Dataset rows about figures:
--------------------
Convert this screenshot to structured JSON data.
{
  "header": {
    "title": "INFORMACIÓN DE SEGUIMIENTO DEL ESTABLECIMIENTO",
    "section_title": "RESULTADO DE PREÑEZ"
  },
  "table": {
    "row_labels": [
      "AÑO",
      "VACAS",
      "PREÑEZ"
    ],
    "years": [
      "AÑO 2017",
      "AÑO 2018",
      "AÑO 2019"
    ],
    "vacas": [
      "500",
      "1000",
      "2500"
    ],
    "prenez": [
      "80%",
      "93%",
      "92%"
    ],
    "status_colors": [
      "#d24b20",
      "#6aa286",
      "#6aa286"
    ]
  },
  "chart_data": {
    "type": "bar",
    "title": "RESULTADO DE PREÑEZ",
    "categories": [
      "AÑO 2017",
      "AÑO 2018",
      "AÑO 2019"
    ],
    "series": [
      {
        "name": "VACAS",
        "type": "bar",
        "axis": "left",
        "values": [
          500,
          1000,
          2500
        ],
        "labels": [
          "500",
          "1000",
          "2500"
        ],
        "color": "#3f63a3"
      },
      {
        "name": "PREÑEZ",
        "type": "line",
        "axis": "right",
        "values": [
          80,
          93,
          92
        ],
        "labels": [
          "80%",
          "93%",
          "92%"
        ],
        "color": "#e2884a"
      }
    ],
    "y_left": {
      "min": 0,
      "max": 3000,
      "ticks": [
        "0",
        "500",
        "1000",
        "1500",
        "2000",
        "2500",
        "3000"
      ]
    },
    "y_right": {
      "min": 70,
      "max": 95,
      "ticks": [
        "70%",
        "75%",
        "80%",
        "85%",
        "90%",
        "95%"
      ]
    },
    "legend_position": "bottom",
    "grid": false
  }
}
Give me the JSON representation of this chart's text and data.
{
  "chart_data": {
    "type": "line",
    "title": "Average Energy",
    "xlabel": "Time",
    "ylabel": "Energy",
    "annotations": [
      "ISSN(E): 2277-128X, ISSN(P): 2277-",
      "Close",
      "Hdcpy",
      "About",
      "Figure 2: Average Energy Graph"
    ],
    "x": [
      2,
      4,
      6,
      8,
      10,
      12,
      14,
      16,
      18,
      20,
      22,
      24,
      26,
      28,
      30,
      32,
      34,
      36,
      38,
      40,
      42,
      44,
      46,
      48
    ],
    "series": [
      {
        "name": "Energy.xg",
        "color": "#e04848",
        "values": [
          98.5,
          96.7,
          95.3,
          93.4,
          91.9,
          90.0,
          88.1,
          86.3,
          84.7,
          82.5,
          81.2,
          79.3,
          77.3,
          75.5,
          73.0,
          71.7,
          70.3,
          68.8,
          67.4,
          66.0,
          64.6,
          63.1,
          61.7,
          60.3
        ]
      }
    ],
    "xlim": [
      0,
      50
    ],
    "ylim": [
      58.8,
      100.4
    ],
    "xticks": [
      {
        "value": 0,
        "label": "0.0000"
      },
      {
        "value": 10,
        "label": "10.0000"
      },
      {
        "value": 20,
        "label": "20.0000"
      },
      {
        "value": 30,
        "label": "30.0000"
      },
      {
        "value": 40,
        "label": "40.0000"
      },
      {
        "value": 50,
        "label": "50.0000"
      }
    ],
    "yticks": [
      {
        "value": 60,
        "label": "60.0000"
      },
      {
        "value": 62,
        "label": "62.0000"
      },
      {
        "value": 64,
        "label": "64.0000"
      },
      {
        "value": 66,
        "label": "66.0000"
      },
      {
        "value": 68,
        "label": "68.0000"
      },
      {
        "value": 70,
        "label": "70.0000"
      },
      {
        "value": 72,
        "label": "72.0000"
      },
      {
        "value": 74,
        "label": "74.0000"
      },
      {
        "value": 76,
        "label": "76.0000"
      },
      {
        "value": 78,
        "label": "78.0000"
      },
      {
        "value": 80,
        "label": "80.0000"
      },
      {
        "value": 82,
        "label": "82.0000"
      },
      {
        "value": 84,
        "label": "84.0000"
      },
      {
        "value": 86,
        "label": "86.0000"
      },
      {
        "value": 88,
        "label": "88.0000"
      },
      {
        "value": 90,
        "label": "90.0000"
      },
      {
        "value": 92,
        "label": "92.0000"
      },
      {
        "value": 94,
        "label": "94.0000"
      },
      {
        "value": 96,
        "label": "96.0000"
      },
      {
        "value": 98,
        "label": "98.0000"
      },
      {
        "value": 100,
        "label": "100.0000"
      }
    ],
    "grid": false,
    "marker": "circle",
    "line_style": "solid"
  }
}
--------------------
§ **Set exercise**: Above are the records. Copy every line in them holding "name".

§ **Solution**:
        "name": "VACAS",
        "name": "PREÑEZ",
        "name": "Energy.xg",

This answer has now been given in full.